**Requirement:**
Please give the data below again in full, exactly as it stands.

[START Stored data]

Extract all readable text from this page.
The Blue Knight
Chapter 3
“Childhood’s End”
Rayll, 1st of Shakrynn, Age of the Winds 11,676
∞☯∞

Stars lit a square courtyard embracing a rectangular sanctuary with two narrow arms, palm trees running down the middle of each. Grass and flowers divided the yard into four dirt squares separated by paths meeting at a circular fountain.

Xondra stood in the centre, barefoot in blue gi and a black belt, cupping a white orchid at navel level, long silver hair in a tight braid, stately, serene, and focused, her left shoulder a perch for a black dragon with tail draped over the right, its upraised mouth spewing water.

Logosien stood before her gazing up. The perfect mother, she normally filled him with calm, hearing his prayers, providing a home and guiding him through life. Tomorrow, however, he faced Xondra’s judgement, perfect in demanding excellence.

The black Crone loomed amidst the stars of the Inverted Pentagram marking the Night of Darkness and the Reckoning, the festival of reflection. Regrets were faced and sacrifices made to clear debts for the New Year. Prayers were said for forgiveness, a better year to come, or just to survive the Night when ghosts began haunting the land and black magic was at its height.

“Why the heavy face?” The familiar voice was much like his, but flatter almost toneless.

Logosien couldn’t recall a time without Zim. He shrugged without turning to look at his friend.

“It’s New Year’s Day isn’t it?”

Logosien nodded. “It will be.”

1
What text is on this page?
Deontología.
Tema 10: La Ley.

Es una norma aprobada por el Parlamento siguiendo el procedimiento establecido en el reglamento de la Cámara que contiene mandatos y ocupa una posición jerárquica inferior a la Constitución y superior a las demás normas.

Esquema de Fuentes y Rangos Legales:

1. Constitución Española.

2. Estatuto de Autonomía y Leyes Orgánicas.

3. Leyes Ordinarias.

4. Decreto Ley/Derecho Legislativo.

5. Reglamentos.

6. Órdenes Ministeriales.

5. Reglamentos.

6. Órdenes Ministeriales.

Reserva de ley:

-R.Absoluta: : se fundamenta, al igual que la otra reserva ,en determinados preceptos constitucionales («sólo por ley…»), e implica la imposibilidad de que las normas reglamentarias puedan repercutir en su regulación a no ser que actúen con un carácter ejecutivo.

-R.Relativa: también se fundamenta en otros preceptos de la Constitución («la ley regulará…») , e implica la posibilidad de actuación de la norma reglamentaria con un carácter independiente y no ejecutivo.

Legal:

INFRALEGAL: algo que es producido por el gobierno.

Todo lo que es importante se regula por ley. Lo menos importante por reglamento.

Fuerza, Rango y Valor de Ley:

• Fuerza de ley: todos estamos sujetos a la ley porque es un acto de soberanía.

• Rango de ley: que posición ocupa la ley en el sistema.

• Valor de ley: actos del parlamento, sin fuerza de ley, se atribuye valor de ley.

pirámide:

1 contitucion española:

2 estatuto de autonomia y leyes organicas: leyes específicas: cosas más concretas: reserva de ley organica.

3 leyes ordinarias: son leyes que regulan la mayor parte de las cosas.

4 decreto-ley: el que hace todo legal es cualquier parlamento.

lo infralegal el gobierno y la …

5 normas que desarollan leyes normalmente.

[END Stored data]

**Response:**
Extract all readable text from this page.
The Blue Knight
Chapter 3
“Childhood’s End”
Rayll, 1st of Shakrynn, Age of the Winds 11,676
∞☯∞

Stars lit a square courtyard embracing a rectangular sanctuary with two narrow arms, palm trees running down the middle of each. Grass and flowers divided the yard into four dirt squares separated by paths meeting at a circular fountain.

Xondra stood in the centre, barefoot in blue gi and a black belt, cupping a white orchid at navel level, long silver hair in a tight braid, stately, serene, and focused, her left shoulder a perch for a black dragon with tail draped over the right, its upraised mouth spewing water.

Logosien stood before her gazing up. The perfect mother, she normally filled him with calm, hearing his prayers, providing a home and guiding him through life. Tomorrow, however, he faced Xondra’s judgement, perfect in demanding excellence.

The black Crone loomed amidst the stars of the Inverted Pentagram marking the Night of Darkness and the Reckoning, the festival of reflection. Regrets were faced and sacrifices made to clear debts for the New Year. Prayers were said for forgiveness, a better year to come, or just to survive the Night when ghosts began haunting the land and black magic was at its height.

“Why the heavy face?” The familiar voice was much like his, but flatter almost toneless.

Logosien couldn’t recall a time without Zim. He shrugged without turning to look at his friend.

“It’s New Year’s Day isn’t it?”

Logosien nodded. “It will be.”

1
What text is on this page?
Deontología.
Tema 10: La Ley.

Es una norma aprobada por el Parlamento siguiendo el procedimiento establecido en el reglamento de la Cámara que contiene mandatos y ocupa una posición jerárquica inferior a la Constitución y superior a las demás normas.

Esquema de Fuentes y Rangos Legales:

1. Constitución Española.

2. Estatuto de Autonomía y Leyes Orgánicas.

3. Leyes Ordinarias.

4. Decreto Ley/Derecho Legislativo.

5. Reglamentos.

6. Órdenes Ministeriales.

5. Reglamentos.

6. Órdenes Ministeriales.

Reserva de ley:

-R.Absoluta: : se fundamenta, al igual que la otra reserva ,en determinados preceptos constitucionales («sólo por ley…»), e implica la imposibilidad de que las normas reglamentarias puedan repercutir en su regulación a no ser que actúen con un carácter ejecutivo.

-R.Relativa: también se fundamenta en otros preceptos de la Constitución («la ley regulará…») , e implica la posibilidad de actuación de la norma reglamentaria con un carácter independiente y no ejecutivo.

Legal:

INFRALEGAL: algo que es producido por el gobierno.

Todo lo que es importante se regula por ley. Lo menos importante por reglamento.

Fuerza, Rango y Valor de Ley:

• Fuerza de ley: todos estamos sujetos a la ley porque es un acto de soberanía.

• Rango de ley: que posición ocupa la ley en el sistema.

• Valor de ley: actos del parlamento, sin fuerza de ley, se atribuye valor de ley.

pirámide:

1 contitucion española:

2 estatuto de autonomia y leyes organicas: leyes específicas: cosas más concretas: reserva de ley organica.

3 leyes ordinarias: son leyes que regulan la mayor parte de las cosas.

4 decreto-ley: el que hace todo legal es cualquier parlamento.

lo infralegal el gobierno y la …

5 normas que desarollan leyes normalmente.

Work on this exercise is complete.